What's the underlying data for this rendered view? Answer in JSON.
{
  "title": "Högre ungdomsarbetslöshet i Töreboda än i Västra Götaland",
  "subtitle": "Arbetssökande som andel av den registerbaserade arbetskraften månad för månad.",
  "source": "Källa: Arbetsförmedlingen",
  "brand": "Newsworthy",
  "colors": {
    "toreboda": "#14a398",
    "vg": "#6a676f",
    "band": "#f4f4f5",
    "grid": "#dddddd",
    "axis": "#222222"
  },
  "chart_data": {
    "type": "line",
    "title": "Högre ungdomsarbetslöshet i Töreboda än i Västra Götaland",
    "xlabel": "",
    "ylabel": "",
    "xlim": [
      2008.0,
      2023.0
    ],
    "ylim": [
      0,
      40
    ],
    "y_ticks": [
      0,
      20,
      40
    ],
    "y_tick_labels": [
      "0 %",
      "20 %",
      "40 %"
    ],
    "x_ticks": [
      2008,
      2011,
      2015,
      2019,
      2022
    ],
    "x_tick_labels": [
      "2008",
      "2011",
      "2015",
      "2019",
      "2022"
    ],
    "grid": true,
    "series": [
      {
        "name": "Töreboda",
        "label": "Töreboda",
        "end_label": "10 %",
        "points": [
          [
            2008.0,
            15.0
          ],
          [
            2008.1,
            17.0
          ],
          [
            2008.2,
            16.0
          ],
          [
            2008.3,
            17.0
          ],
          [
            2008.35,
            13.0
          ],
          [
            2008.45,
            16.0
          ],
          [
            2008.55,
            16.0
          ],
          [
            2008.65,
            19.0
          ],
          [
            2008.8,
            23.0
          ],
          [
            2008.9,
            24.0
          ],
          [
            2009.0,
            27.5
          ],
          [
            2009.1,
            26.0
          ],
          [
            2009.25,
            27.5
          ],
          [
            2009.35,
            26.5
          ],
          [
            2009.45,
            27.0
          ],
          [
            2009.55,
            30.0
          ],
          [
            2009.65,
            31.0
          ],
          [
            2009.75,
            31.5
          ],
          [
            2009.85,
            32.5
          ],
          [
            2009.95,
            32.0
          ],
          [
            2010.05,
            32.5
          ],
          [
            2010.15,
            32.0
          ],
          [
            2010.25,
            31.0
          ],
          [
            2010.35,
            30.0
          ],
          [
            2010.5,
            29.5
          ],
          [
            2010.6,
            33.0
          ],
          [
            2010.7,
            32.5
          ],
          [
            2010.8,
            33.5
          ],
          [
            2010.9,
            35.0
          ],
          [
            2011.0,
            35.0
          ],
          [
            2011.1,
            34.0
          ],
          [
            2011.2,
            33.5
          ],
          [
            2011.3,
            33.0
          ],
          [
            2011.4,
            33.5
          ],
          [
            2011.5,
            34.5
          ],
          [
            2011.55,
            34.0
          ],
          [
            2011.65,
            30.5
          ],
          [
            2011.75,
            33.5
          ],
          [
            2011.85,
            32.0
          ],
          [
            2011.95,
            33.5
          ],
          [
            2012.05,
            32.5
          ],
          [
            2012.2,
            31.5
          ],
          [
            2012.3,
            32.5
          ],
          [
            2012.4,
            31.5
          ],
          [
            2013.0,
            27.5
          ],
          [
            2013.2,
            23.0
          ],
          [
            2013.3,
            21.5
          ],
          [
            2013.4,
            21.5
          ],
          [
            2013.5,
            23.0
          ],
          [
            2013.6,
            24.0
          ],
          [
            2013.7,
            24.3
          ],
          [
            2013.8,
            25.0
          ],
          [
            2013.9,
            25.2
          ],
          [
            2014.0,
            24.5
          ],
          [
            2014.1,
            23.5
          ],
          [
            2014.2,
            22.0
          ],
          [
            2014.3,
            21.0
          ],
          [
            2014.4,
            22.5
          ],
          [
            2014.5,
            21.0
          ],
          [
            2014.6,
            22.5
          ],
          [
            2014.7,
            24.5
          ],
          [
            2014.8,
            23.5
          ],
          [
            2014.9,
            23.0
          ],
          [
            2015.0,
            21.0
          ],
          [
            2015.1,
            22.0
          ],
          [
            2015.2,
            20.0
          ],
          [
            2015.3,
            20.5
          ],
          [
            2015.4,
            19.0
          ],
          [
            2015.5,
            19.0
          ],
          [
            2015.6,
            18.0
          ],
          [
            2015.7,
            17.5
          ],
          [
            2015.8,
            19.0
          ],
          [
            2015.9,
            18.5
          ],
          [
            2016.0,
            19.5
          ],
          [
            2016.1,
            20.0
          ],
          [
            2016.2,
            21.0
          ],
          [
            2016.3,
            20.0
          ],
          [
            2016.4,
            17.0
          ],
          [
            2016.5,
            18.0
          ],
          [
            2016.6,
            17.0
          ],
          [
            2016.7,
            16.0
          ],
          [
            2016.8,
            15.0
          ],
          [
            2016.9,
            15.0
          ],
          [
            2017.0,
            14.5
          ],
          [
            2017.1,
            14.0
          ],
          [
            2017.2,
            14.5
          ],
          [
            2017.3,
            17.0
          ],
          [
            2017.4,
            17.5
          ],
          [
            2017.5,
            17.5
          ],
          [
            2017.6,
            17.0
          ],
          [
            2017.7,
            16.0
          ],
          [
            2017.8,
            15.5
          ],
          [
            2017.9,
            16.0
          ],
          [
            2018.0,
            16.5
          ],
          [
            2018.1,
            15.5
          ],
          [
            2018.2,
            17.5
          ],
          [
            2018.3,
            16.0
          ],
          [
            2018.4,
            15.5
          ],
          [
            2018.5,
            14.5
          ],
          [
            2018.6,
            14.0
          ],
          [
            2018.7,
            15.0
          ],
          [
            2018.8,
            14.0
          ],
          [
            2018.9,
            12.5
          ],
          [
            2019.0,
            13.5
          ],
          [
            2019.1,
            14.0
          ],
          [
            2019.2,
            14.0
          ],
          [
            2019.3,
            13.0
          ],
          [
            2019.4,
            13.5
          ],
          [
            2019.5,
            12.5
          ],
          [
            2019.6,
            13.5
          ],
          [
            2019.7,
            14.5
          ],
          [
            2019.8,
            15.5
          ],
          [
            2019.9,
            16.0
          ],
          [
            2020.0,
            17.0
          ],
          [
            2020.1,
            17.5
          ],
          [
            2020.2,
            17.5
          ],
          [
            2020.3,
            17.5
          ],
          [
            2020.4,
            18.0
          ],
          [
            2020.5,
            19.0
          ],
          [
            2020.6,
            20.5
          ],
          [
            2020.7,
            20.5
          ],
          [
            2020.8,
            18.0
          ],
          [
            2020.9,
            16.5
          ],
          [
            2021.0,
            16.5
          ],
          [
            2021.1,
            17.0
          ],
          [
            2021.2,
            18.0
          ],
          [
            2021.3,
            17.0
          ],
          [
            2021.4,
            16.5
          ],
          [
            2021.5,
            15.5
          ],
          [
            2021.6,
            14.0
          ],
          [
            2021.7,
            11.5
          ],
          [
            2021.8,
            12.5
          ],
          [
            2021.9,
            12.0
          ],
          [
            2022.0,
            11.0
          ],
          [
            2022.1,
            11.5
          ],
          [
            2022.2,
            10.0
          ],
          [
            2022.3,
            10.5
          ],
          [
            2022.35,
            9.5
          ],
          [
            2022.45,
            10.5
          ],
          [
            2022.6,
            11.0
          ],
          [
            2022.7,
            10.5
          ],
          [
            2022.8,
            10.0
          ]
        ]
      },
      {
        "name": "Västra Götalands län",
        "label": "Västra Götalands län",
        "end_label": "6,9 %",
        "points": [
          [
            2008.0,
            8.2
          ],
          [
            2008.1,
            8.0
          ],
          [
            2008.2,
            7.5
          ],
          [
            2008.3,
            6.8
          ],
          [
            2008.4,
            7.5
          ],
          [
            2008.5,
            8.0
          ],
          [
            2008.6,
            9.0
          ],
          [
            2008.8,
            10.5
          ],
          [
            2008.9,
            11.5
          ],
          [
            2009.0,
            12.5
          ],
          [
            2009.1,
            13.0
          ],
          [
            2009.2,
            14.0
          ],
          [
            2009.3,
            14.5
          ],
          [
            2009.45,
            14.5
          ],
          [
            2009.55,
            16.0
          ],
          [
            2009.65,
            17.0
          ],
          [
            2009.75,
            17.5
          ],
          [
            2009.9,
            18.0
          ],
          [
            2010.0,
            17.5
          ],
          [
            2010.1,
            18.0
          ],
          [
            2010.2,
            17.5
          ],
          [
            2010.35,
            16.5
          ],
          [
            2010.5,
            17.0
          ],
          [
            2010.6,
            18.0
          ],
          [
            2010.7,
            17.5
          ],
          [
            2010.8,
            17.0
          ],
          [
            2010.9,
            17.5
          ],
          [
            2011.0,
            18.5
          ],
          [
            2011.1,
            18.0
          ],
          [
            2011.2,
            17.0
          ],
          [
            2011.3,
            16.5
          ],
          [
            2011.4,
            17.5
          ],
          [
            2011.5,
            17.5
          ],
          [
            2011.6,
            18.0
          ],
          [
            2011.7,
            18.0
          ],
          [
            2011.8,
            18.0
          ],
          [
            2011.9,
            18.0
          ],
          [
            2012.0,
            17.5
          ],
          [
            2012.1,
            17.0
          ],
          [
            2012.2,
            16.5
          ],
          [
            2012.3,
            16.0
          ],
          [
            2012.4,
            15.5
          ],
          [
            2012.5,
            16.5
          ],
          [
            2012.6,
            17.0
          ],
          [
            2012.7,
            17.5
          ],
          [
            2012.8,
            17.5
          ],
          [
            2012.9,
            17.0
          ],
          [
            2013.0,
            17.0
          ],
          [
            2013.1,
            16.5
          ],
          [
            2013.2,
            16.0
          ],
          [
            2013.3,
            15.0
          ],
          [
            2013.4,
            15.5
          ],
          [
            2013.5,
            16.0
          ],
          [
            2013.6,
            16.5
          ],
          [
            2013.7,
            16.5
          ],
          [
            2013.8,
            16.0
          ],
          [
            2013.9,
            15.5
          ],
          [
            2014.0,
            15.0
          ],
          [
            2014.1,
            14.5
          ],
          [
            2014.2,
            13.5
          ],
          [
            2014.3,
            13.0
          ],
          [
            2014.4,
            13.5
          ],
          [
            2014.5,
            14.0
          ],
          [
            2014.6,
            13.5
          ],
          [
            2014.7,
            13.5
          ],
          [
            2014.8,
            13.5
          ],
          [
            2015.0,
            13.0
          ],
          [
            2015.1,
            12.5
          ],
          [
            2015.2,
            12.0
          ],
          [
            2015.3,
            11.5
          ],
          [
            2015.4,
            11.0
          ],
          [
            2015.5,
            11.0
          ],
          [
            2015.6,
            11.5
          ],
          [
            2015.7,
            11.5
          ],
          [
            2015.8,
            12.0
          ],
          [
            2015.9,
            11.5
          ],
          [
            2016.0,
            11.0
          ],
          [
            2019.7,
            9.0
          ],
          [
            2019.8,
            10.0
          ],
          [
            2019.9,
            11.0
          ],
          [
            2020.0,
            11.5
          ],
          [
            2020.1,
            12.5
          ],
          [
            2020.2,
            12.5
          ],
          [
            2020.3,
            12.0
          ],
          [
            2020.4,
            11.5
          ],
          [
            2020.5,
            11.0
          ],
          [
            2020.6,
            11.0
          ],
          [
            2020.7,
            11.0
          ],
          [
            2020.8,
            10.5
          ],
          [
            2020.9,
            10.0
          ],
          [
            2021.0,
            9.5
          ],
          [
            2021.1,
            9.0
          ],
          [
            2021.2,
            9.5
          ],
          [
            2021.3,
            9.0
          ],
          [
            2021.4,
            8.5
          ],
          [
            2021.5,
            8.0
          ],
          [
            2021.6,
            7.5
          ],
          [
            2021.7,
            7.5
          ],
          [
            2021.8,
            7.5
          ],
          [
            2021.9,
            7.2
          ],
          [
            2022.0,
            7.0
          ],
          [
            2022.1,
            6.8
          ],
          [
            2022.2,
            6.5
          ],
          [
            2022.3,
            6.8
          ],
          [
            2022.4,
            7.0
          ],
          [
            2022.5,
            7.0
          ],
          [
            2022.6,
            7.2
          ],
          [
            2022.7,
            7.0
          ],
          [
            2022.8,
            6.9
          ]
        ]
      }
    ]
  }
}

------------------------------------------------

- _Aim_:
Which lines in the listing above hold the word "Götalands"? Show each of them.

- _Complete answer_:
        "name": "Västra Götalands län",
        "label": "Västra Götalands län",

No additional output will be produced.